§ **Set exercise**
In the listing below, identify each line with the word "COMMUNICATIONS" and return those lines.

§ **Material to process**
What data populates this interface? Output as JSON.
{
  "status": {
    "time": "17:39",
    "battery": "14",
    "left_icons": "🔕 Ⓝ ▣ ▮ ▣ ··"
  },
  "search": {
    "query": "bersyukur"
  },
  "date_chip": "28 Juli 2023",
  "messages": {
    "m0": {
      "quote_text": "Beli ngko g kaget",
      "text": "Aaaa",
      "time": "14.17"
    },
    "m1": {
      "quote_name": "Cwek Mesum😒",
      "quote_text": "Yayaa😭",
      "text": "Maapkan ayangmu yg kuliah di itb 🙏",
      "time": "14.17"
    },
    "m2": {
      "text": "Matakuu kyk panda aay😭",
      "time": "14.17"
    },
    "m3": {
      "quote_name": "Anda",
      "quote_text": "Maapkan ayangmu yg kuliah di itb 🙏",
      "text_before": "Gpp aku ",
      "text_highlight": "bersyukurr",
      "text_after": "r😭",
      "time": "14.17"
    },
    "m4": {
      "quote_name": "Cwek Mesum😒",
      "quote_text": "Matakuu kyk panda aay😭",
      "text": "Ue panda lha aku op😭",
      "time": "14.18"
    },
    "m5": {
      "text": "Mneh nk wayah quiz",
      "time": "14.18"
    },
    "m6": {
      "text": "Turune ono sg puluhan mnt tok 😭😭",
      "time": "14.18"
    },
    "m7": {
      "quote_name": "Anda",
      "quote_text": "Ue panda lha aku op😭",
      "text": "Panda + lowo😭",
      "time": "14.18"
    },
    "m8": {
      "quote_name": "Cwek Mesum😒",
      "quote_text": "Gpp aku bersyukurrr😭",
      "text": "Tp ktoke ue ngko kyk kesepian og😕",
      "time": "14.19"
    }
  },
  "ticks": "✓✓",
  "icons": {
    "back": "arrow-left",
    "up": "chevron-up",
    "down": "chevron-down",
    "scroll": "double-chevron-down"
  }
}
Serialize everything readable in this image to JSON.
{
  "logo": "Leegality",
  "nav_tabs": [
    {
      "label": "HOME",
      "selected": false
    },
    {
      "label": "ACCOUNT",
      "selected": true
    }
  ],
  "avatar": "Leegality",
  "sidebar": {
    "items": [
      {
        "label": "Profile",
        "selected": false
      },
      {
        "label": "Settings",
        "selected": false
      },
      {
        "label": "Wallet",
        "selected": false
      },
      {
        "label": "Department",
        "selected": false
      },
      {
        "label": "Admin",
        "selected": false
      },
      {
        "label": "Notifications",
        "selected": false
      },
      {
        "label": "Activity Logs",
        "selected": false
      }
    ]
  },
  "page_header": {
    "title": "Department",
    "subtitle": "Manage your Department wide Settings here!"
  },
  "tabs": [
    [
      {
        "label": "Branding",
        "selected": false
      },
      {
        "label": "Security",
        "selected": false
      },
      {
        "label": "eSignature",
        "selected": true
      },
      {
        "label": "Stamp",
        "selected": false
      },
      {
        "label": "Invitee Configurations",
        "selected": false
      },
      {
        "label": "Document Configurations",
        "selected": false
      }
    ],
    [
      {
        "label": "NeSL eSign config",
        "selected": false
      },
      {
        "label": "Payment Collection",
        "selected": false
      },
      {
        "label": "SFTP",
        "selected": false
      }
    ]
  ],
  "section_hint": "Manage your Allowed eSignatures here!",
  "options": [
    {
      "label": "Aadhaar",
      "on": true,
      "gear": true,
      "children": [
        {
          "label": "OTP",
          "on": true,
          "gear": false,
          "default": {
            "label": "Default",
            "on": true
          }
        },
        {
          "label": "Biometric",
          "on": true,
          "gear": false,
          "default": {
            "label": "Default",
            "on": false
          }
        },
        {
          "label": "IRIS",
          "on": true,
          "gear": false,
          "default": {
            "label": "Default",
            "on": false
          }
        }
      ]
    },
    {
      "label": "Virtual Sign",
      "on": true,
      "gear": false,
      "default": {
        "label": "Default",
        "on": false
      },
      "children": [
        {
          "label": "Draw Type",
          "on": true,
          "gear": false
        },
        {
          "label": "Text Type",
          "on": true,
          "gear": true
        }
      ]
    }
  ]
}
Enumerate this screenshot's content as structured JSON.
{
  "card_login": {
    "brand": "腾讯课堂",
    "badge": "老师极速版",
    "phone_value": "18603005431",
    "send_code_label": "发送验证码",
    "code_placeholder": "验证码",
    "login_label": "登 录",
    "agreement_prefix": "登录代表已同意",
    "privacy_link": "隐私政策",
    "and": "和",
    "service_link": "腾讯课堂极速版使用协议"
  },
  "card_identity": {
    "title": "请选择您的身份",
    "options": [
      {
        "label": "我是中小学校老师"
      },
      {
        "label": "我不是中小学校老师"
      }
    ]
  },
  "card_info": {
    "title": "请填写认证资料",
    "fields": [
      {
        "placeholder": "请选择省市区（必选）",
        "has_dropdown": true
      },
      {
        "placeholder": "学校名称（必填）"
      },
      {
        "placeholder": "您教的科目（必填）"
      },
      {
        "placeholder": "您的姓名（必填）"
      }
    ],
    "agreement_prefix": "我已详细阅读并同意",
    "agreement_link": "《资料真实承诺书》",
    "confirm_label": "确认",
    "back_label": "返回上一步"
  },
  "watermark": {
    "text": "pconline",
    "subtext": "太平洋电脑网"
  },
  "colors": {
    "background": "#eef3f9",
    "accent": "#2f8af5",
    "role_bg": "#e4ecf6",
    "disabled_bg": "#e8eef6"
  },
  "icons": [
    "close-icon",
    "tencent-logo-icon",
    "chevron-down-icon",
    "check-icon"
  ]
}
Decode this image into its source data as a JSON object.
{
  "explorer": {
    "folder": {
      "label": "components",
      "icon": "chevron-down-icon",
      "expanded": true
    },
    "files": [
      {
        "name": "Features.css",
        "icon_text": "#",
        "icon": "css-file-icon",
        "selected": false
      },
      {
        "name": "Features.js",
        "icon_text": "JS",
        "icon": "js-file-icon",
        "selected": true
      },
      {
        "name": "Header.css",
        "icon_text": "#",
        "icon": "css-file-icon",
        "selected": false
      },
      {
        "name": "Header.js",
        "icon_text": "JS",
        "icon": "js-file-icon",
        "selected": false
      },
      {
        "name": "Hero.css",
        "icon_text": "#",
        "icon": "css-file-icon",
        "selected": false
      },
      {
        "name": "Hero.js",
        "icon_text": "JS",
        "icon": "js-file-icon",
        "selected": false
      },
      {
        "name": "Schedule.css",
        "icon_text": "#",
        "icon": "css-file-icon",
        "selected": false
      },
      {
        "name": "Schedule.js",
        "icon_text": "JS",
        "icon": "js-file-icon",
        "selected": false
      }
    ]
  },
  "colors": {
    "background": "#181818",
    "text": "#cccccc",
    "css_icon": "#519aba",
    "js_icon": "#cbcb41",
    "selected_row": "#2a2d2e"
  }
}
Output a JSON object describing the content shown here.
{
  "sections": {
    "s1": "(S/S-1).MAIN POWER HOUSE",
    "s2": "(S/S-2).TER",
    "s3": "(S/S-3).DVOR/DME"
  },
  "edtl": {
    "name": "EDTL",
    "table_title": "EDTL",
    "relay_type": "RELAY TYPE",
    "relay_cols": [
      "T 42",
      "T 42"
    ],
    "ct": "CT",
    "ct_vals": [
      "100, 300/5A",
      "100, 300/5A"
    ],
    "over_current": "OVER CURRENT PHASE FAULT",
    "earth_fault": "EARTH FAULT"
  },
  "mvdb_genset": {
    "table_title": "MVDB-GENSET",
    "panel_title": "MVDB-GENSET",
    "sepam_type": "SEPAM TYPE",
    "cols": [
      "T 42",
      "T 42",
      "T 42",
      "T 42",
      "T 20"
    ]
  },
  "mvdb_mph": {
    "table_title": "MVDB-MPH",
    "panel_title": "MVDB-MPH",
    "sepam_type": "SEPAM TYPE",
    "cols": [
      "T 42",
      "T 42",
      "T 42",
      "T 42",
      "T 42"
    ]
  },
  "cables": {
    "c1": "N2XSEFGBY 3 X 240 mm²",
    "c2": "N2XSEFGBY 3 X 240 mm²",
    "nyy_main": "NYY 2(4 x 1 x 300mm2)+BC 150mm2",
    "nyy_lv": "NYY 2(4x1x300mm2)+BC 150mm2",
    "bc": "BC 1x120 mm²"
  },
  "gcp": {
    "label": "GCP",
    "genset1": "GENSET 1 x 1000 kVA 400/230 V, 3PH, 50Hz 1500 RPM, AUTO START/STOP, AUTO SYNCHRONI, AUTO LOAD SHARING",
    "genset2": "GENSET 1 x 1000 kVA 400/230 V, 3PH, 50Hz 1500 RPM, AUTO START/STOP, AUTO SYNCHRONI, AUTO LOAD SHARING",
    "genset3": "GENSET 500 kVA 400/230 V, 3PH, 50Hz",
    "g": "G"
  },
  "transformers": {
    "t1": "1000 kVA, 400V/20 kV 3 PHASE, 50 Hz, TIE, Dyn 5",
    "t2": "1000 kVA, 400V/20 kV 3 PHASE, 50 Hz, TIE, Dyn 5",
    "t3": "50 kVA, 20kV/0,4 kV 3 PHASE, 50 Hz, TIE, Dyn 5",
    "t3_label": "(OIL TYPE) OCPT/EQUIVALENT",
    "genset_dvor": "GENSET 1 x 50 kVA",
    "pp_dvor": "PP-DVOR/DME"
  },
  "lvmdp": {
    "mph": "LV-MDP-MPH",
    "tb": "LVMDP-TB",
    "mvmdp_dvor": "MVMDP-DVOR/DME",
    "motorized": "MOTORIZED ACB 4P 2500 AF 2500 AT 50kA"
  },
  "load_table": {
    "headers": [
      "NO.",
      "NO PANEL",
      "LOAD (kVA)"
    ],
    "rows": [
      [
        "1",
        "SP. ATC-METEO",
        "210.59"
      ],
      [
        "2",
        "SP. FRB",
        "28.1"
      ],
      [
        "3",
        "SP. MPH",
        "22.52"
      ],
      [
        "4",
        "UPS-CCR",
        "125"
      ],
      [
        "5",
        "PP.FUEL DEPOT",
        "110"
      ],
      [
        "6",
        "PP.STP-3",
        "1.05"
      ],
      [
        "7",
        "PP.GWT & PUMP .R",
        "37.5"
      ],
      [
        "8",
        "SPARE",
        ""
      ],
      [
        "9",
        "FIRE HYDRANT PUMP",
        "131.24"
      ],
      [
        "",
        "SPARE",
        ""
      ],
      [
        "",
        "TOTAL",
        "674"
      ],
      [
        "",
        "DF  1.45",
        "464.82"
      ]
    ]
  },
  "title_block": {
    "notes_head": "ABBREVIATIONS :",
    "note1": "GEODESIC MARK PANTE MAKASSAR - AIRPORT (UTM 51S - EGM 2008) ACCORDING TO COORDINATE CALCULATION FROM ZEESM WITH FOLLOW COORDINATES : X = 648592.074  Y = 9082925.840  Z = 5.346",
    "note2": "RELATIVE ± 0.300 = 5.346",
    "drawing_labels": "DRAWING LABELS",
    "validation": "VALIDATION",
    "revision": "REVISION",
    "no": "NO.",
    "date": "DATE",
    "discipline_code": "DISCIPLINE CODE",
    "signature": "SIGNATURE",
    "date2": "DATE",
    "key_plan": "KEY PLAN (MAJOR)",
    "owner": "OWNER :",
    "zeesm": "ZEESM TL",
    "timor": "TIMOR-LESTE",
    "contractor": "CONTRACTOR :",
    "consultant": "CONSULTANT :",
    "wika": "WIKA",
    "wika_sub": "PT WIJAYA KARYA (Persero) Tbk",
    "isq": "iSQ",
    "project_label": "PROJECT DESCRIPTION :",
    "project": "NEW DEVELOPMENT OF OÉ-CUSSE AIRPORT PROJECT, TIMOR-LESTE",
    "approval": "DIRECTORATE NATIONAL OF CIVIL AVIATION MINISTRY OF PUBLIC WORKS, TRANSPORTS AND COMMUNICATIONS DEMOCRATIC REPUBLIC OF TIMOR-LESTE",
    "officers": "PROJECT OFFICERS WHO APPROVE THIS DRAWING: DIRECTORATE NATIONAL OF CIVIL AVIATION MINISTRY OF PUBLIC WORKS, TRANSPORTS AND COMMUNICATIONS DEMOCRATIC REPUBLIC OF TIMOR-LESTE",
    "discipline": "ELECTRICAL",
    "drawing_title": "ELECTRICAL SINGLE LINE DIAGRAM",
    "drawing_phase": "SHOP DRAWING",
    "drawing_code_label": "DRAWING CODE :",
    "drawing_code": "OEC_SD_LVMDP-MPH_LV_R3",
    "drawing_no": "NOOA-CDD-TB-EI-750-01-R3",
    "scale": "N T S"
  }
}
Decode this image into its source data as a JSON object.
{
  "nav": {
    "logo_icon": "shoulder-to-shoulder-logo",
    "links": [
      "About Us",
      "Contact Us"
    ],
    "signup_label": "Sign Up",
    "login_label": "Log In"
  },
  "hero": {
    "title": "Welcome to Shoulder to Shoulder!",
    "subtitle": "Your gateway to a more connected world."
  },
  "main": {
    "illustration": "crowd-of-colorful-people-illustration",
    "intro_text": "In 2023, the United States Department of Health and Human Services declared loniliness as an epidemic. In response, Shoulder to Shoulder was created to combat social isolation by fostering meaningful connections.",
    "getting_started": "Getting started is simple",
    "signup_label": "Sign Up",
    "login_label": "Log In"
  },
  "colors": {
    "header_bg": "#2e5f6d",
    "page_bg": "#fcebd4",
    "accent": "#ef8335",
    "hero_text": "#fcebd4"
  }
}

§ **Right answer**
    "approval": "DIRECTORATE NATIONAL OF CIVIL AVIATION MINISTRY OF PUBLIC WORKS, TRANSPORTS AND COMMUNICATIONS DEMOCRATIC REPUBLIC OF TIMOR-LESTE",
    "officers": "PROJECT OFFICERS WHO APPROVE THIS DRAWING: DIRECTORATE NATIONAL OF CIVIL AVIATION MINISTRY OF PUBLIC WORKS, TRANSPORTS AND COMMUNICATIONS DEMOCRATIC REPUBLIC OF TIMOR-LESTE",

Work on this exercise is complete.